* **Requirements**: Lines containing the word "this" are to be counted; state their number and nothing further.

--- Start of Supplied material ---

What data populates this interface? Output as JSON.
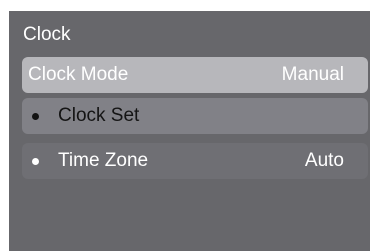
{
  "menu": {
    "title": "Clock",
    "items": [
      {
        "label": "Clock Mode",
        "value": "Manual",
        "selected": true
      },
      {
        "label": "Clock Set",
        "value": ""
      },
      {
        "label": "Time Zone",
        "value": "Auto"
      }
    ]
  },
  "colors": {
    "screen_background": "#67676b",
    "selected_row": "#b7b7bb",
    "clock_set_row": "#818187",
    "time_zone_row": "#6f6f74",
    "text_light": "#ffffff",
    "text_dark": "#141414"
  }
}
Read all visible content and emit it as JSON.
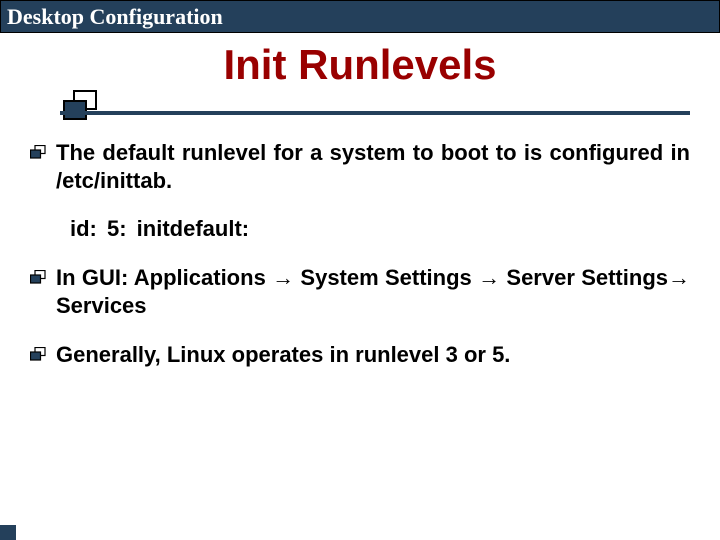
{
  "banner": {
    "title": "Desktop Configuration"
  },
  "title": "Init Runlevels",
  "bullets": [
    "The default runlevel for a system to boot to is configured in /etc/inittab.",
    "In GUI: Applications → System Settings → Server Settings→ Services",
    "Generally, Linux operates in runlevel 3 or 5."
  ],
  "code": "id: 5: initdefault:",
  "colors": {
    "banner": "#24405b",
    "title": "#990000"
  }
}
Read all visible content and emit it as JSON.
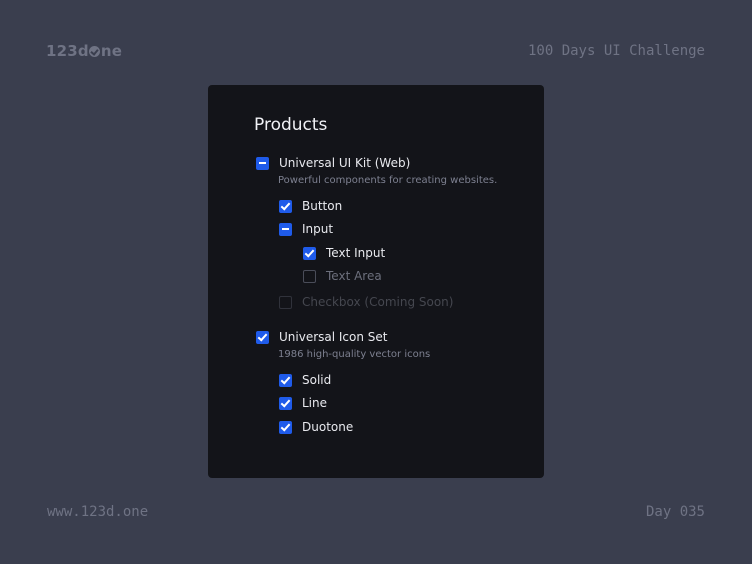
{
  "brand": {
    "logo_prefix": "123d",
    "logo_suffix": "ne",
    "challenge": "100 Days UI Challenge",
    "website": "www.123d.one",
    "day": "Day 035"
  },
  "card": {
    "title": "Products",
    "groups": [
      {
        "label": "Universal UI Kit (Web)",
        "state": "mixed",
        "description": "Powerful components for creating websites.",
        "items": [
          {
            "label": "Button",
            "state": "checked"
          },
          {
            "label": "Input",
            "state": "mixed",
            "children": [
              {
                "label": "Text Input",
                "state": "checked"
              },
              {
                "label": "Text Area",
                "state": "unchecked"
              }
            ]
          },
          {
            "label": "Checkbox (Coming Soon)",
            "state": "disabled"
          }
        ]
      },
      {
        "label": "Universal Icon Set",
        "state": "checked",
        "description": "1986 high-quality vector icons",
        "items": [
          {
            "label": "Solid",
            "state": "checked"
          },
          {
            "label": "Line",
            "state": "checked"
          },
          {
            "label": "Duotone",
            "state": "checked"
          }
        ]
      }
    ]
  },
  "colors": {
    "background": "#3a3e4e",
    "card": "#131419",
    "accent": "#1f5bea",
    "text": "#e9eaef",
    "muted": "#6f7384"
  }
}
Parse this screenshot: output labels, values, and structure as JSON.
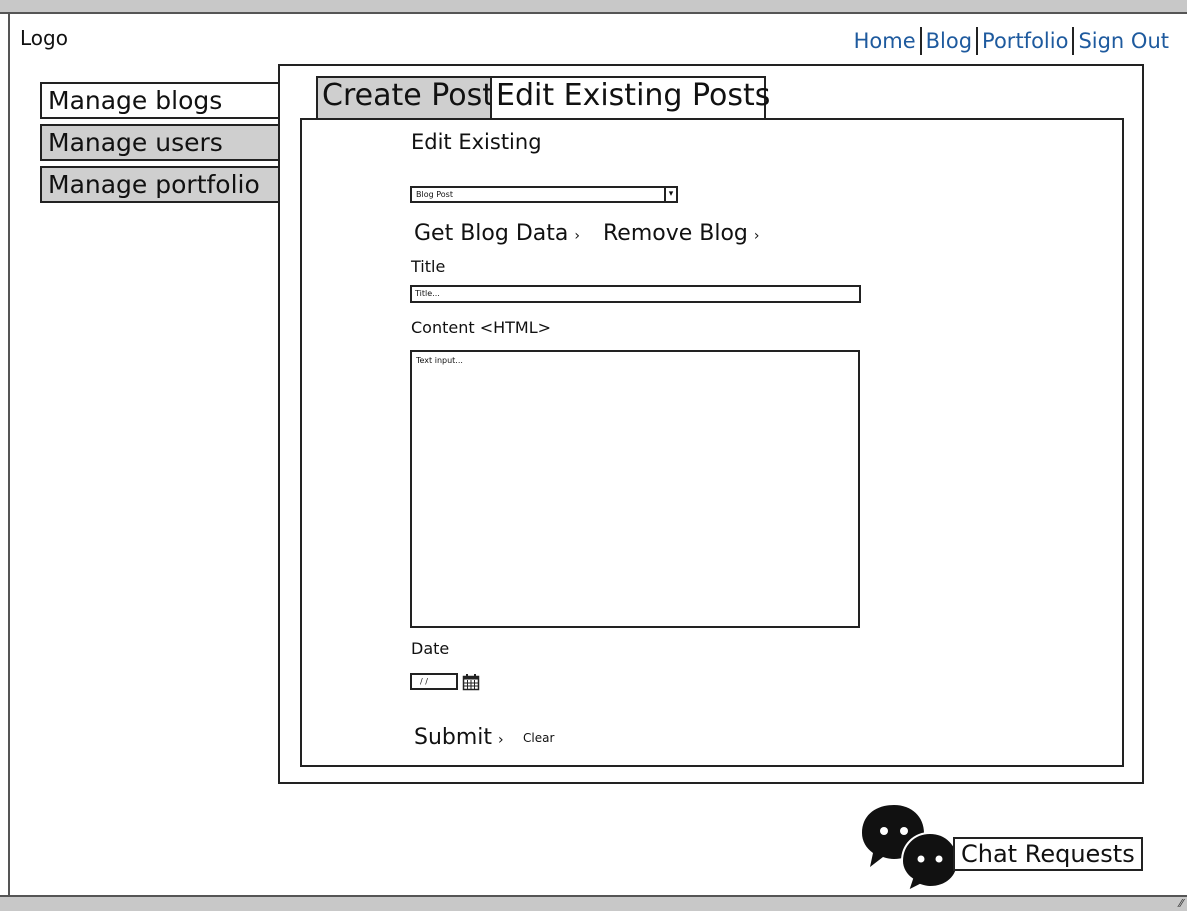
{
  "header": {
    "logo": "Logo",
    "nav": [
      "Home",
      "Blog",
      "Portfolio",
      "Sign Out"
    ],
    "link_color": "#1e5a9e"
  },
  "sidebar": {
    "items": [
      {
        "label": "Manage blogs",
        "active": true
      },
      {
        "label": "Manage users",
        "active": false
      },
      {
        "label": "Manage portfolio",
        "active": false
      }
    ]
  },
  "tabs": [
    {
      "label": "Create Post",
      "active": false
    },
    {
      "label": "Edit Existing Posts",
      "active": true
    }
  ],
  "form": {
    "heading": "Edit Existing",
    "select": {
      "value": "Blog Post",
      "icon": "chevron-down-icon"
    },
    "get_blog_label": "Get Blog Data",
    "remove_blog_label": "Remove Blog",
    "title_label": "Title",
    "title_placeholder": "Title...",
    "content_label": "Content <HTML>",
    "content_placeholder": "Text input...",
    "date_label": "Date",
    "date_placeholder": "/ /",
    "submit_label": "Submit",
    "clear_label": "Clear"
  },
  "chat": {
    "label": "Chat Requests",
    "icon": "chat-bubbles-icon"
  }
}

--- End of Supplied material ---

* **Output of the task**: 2